• [STATED PROBLEM]:
Reproduce each line of the material precisely.

-- start RECORDS PROVIDED --

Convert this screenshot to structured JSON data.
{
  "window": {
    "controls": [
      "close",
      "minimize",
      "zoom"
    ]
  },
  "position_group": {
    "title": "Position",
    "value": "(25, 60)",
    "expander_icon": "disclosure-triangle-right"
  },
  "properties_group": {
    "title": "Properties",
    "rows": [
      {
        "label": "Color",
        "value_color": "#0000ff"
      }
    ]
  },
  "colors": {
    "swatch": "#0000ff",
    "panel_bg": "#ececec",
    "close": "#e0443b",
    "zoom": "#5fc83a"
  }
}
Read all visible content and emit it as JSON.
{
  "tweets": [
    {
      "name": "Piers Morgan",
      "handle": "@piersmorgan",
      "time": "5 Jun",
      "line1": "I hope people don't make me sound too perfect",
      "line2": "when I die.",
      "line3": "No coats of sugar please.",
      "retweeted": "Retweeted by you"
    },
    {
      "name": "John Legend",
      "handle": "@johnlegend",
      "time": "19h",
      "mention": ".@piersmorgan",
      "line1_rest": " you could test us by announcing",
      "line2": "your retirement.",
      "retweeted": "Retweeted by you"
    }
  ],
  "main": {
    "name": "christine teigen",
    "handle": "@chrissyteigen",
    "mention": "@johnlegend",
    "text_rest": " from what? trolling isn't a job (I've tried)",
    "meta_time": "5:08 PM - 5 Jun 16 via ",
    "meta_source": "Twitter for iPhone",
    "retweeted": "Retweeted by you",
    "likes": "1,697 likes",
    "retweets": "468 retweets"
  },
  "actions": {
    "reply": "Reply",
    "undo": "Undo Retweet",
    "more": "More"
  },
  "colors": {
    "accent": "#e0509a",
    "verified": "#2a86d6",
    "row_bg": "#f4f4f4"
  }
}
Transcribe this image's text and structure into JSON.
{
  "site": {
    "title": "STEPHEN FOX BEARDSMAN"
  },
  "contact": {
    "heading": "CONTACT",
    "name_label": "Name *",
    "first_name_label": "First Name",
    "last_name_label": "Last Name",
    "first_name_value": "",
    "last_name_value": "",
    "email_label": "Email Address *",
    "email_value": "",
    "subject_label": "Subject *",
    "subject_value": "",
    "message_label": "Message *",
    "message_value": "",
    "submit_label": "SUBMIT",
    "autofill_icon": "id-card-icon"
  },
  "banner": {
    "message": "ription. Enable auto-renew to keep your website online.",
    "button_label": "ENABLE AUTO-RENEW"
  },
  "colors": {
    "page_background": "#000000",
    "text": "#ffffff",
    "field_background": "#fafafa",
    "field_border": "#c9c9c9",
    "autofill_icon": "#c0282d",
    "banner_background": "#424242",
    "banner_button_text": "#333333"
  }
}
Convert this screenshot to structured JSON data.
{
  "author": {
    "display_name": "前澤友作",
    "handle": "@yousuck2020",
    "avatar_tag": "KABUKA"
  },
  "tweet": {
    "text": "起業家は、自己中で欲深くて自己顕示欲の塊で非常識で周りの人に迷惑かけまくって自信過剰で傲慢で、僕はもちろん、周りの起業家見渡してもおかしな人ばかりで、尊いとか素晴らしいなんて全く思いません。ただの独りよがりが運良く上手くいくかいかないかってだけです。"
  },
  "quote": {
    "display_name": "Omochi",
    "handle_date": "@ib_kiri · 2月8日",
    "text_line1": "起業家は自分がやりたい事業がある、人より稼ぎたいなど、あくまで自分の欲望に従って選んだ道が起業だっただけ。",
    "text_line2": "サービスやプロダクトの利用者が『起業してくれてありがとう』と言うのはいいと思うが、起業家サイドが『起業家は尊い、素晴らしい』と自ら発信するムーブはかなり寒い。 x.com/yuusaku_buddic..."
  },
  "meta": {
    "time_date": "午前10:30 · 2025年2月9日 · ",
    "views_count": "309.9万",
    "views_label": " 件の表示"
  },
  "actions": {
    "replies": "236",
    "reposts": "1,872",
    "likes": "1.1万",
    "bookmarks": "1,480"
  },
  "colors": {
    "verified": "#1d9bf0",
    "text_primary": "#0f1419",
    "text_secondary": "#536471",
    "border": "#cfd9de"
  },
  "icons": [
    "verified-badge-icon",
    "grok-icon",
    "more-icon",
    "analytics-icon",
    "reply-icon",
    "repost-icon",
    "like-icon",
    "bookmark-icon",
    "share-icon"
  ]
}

-- end RECORDS PROVIDED --

• [TASK OUTPUT]:
Convert this screenshot to structured JSON data.
{
  "window": {
    "controls": [
      "close",
      "minimize",
      "zoom"
    ]
  },
  "position_group": {
    "title": "Position",
    "value": "(25, 60)",
    "expander_icon": "disclosure-triangle-right"
  },
  "properties_group": {
    "title": "Properties",
    "rows": [
      {
        "label": "Color",
        "value_color": "#0000ff"
      }
    ]
  },
  "colors": {
    "swatch": "#0000ff",
    "panel_bg": "#ececec",
    "close": "#e0443b",
    "zoom": "#5fc83a"
  }
}
Read all visible content and emit it as JSON.
{
  "tweets": [
    {
      "name": "Piers Morgan",
      "handle": "@piersmorgan",
      "time": "5 Jun",
      "line1": "I hope people don't make me sound too perfect",
      "line2": "when I die.",
      "line3": "No coats of sugar please.",
      "retweeted": "Retweeted by you"
    },
    {
      "name": "John Legend",
      "handle": "@johnlegend",
      "time": "19h",
      "mention": ".@piersmorgan",
      "line1_rest": " you could test us by announcing",
      "line2": "your retirement.",
      "retweeted": "Retweeted by you"
    }
  ],
  "main": {
    "name": "christine teigen",
    "handle": "@chrissyteigen",
    "mention": "@johnlegend",
    "text_rest": " from what? trolling isn't a job (I've tried)",
    "meta_time": "5:08 PM - 5 Jun 16 via ",
    "meta_source": "Twitter for iPhone",
    "retweeted": "Retweeted by you",
    "likes": "1,697 likes",
    "retweets": "468 retweets"
  },
  "actions": {
    "reply": "Reply",
    "undo": "Undo Retweet",
    "more": "More"
  },
  "colors": {
    "accent": "#e0509a",
    "verified": "#2a86d6",
    "row_bg": "#f4f4f4"
  }
}
Transcribe this image's text and structure into JSON.
{
  "site": {
    "title": "STEPHEN FOX BEARDSMAN"
  },
  "contact": {
    "heading": "CONTACT",
    "name_label": "Name *",
    "first_name_label": "First Name",
    "last_name_label": "Last Name",
    "first_name_value": "",
    "last_name_value": "",
    "email_label": "Email Address *",
    "email_value": "",
    "subject_label": "Subject *",
    "subject_value": "",
    "message_label": "Message *",
    "message_value": "",
    "submit_label": "SUBMIT",
    "autofill_icon": "id-card-icon"
  },
  "banner": {
    "message": "ription. Enable auto-renew to keep your website online.",
    "button_label": "ENABLE AUTO-RENEW"
  },
  "colors": {
    "page_background": "#000000",
    "text": "#ffffff",
    "field_background": "#fafafa",
    "field_border": "#c9c9c9",
    "autofill_icon": "#c0282d",
    "banner_background": "#424242",
    "banner_button_text": "#333333"
  }
}
Convert this screenshot to structured JSON data.
{
  "author": {
    "display_name": "前澤友作",
    "handle": "@yousuck2020",
    "avatar_tag": "KABUKA"
  },
  "tweet": {
    "text": "起業家は、自己中で欲深くて自己顕示欲の塊で非常識で周りの人に迷惑かけまくって自信過剰で傲慢で、僕はもちろん、周りの起業家見渡してもおかしな人ばかりで、尊いとか素晴らしいなんて全く思いません。ただの独りよがりが運良く上手くいくかいかないかってだけです。"
  },
  "quote": {
    "display_name": "Omochi",
    "handle_date": "@ib_kiri · 2月8日",
    "text_line1": "起業家は自分がやりたい事業がある、人より稼ぎたいなど、あくまで自分の欲望に従って選んだ道が起業だっただけ。",
    "text_line2": "サービスやプロダクトの利用者が『起業してくれてありがとう』と言うのはいいと思うが、起業家サイドが『起業家は尊い、素晴らしい』と自ら発信するムーブはかなり寒い。 x.com/yuusaku_buddic..."
  },
  "meta": {
    "time_date": "午前10:30 · 2025年2月9日 · ",
    "views_count": "309.9万",
    "views_label": " 件の表示"
  },
  "actions": {
    "replies": "236",
    "reposts": "1,872",
    "likes": "1.1万",
    "bookmarks": "1,480"
  },
  "colors": {
    "verified": "#1d9bf0",
    "text_primary": "#0f1419",
    "text_secondary": "#536471",
    "border": "#cfd9de"
  },
  "icons": [
    "verified-badge-icon",
    "grok-icon",
    "more-icon",
    "analytics-icon",
    "reply-icon",
    "repost-icon",
    "like-icon",
    "bookmark-icon",
    "share-icon"
  ]
}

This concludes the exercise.